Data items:

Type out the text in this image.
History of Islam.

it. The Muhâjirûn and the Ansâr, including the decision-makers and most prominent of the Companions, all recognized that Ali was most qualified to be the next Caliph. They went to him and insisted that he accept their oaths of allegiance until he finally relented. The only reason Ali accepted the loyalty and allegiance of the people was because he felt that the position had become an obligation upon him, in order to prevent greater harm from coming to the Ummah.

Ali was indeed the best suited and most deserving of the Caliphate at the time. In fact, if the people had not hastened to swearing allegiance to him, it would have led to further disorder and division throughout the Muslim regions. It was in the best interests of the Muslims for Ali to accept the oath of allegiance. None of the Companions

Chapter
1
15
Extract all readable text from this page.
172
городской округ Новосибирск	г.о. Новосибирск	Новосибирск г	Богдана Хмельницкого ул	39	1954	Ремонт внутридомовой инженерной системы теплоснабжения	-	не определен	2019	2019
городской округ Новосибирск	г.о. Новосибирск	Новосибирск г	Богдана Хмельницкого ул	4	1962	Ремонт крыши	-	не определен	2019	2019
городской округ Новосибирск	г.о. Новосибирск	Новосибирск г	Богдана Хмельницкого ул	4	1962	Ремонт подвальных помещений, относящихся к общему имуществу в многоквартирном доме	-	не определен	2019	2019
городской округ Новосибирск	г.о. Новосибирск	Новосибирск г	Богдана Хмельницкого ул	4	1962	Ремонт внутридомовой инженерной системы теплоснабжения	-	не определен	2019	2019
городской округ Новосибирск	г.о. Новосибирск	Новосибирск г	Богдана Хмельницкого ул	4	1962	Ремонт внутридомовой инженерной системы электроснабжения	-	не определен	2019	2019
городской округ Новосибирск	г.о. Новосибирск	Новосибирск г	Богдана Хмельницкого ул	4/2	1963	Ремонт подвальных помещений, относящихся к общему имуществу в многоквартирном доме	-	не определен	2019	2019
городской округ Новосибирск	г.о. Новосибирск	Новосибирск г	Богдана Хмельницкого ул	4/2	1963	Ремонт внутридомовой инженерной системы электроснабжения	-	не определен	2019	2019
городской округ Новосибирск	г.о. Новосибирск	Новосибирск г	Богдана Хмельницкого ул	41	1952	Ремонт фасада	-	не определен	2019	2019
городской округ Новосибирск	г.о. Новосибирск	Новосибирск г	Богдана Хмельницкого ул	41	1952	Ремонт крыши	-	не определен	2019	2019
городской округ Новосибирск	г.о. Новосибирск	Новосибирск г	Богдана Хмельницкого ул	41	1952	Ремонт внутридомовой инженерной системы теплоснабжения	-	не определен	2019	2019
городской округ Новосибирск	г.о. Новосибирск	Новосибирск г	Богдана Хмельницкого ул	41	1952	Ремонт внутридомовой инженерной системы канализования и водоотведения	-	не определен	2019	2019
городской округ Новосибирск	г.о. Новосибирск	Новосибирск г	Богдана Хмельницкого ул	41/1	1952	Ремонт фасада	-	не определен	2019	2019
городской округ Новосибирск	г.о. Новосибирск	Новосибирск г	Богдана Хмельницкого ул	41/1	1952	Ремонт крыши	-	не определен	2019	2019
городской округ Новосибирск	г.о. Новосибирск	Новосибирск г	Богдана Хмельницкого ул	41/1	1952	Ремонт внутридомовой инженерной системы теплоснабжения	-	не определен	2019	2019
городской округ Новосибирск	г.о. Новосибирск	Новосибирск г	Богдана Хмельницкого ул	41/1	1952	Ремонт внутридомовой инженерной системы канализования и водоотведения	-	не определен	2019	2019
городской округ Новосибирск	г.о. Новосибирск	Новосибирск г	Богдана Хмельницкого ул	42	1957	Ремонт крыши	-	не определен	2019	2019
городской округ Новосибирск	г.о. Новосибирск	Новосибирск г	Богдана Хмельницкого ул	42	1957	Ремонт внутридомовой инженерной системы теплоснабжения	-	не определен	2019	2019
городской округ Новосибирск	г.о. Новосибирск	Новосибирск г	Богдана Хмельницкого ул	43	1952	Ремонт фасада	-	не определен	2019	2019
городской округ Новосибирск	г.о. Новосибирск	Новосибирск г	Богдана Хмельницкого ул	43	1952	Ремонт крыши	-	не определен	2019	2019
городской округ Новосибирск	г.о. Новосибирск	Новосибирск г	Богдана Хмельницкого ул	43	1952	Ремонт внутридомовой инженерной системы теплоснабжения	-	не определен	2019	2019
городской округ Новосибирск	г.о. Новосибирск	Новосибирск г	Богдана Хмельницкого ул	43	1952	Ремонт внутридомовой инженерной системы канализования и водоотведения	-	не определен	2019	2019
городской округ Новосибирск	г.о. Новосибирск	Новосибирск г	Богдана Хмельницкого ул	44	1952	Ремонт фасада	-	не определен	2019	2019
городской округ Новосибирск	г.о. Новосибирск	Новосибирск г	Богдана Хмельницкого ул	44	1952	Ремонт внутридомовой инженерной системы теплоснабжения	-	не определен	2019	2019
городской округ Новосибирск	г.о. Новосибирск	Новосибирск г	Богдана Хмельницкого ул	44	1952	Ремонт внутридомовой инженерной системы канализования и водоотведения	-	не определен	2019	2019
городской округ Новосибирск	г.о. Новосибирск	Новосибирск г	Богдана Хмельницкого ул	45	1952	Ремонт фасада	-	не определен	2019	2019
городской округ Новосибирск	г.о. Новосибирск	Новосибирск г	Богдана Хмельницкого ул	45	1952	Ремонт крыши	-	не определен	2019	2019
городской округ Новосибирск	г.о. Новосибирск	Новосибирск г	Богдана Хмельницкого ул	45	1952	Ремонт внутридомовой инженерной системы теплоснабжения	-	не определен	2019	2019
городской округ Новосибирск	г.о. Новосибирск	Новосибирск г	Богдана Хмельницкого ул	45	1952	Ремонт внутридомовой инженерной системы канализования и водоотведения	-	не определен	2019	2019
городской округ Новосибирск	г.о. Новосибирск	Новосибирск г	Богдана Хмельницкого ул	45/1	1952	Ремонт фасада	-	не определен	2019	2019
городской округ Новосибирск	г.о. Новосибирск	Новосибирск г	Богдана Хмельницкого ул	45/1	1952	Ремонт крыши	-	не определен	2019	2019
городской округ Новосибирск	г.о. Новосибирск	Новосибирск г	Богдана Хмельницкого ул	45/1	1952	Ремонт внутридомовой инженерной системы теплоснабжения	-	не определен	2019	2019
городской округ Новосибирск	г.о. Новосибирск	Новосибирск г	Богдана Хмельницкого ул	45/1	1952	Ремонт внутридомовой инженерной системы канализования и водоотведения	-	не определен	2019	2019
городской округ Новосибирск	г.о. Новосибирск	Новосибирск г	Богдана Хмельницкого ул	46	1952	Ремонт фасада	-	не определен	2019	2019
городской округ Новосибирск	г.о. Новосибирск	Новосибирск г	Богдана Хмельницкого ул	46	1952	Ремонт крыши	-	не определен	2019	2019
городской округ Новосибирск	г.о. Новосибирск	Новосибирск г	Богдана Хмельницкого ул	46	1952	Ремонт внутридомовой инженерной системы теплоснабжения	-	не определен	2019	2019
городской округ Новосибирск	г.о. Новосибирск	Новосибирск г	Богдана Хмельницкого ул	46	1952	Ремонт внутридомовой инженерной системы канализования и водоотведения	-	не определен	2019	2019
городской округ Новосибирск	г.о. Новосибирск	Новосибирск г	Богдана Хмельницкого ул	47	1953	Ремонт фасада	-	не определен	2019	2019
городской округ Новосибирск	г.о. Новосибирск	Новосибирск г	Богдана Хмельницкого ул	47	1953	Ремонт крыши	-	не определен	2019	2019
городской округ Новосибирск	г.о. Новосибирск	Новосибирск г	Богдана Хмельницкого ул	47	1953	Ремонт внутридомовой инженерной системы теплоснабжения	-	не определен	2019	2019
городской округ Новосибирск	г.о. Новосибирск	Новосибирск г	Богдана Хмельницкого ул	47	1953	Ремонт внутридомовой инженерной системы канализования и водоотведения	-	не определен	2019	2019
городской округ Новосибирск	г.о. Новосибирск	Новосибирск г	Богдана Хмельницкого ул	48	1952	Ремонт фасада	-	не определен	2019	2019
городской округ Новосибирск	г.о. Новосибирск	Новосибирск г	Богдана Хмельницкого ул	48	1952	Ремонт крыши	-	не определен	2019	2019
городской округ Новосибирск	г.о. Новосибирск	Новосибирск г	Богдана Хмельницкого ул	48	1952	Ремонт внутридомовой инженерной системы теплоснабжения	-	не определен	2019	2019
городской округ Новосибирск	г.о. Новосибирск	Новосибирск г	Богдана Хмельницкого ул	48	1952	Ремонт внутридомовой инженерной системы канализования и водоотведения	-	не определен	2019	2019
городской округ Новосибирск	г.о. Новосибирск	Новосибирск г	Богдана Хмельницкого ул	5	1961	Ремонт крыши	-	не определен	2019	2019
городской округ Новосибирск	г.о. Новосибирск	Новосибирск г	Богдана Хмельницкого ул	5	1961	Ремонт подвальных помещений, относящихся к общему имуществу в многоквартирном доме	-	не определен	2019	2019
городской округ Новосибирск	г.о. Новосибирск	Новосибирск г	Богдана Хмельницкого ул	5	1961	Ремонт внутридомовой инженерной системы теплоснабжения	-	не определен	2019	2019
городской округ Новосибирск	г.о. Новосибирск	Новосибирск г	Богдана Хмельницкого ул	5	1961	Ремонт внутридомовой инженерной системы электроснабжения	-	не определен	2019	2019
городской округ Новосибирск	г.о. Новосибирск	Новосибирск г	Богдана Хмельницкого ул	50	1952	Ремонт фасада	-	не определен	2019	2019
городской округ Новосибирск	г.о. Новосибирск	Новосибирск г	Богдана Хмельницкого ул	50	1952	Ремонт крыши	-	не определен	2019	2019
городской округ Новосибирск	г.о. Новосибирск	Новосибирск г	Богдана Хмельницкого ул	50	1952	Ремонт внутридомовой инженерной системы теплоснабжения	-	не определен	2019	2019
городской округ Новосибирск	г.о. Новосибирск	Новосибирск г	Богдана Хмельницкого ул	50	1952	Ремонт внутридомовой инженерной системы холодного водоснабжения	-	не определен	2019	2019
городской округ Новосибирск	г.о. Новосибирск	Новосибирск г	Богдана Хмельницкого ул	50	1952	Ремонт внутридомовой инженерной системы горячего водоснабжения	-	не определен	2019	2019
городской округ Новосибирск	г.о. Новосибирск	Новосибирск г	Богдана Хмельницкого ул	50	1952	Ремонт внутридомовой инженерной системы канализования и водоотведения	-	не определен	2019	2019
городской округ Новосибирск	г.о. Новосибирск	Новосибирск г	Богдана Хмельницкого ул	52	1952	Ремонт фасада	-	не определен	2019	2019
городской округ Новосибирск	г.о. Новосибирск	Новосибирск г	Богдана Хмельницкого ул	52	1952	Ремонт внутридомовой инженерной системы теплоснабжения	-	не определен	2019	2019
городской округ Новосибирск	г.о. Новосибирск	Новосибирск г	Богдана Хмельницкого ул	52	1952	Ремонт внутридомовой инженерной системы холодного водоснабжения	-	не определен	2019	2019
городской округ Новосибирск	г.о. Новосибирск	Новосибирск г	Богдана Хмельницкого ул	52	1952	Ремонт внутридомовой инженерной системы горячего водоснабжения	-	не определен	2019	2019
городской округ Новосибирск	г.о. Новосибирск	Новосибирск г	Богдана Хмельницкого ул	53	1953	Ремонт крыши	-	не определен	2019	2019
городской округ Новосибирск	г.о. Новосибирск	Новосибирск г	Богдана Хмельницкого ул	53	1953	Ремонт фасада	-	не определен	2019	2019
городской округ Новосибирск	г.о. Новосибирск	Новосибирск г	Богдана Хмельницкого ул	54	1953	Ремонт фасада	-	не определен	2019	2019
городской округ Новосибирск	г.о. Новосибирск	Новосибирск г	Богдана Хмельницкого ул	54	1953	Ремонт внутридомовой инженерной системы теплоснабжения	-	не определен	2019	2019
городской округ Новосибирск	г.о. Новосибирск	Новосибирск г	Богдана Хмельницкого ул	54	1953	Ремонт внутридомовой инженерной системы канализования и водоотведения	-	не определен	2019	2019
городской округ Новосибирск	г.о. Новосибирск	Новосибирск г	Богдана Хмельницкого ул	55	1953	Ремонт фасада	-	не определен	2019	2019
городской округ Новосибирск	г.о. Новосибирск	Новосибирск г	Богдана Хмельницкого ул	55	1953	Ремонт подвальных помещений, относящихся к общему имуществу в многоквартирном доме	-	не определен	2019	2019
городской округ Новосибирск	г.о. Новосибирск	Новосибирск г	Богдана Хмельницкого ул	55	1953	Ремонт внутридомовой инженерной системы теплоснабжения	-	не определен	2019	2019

Given task - Pull every line holding "общему" out of the records.

Result of this exercise -
городской округ Новосибирск	г.о. Новосибирск	Новосибирск г	Богдана Хмельницкого ул	4	1962	Ремонт подвальных помещений, относящихся к общему имуществу в многоквартирном доме	-	не определен	2019	2019
городской округ Новосибирск	г.о. Новосибирск	Новосибирск г	Богдана Хмельницкого ул	4/2	1963	Ремонт подвальных помещений, относящихся к общему имуществу в многоквартирном доме	-	не определен	2019	2019
городской округ Новосибирск	г.о. Новосибирск	Новосибирск г	Богдана Хмельницкого ул	5	1961	Ремонт подвальных помещений, относящихся к общему имуществу в многоквартирном доме	-	не определен	2019	2019
городской округ Новосибирск	г.о. Новосибирск	Новосибирск г	Богдана Хмельницкого ул	55	1953	Ремонт подвальных помещений, относящихся к общему имуществу в многоквартирном доме	-	не определен	2019	2019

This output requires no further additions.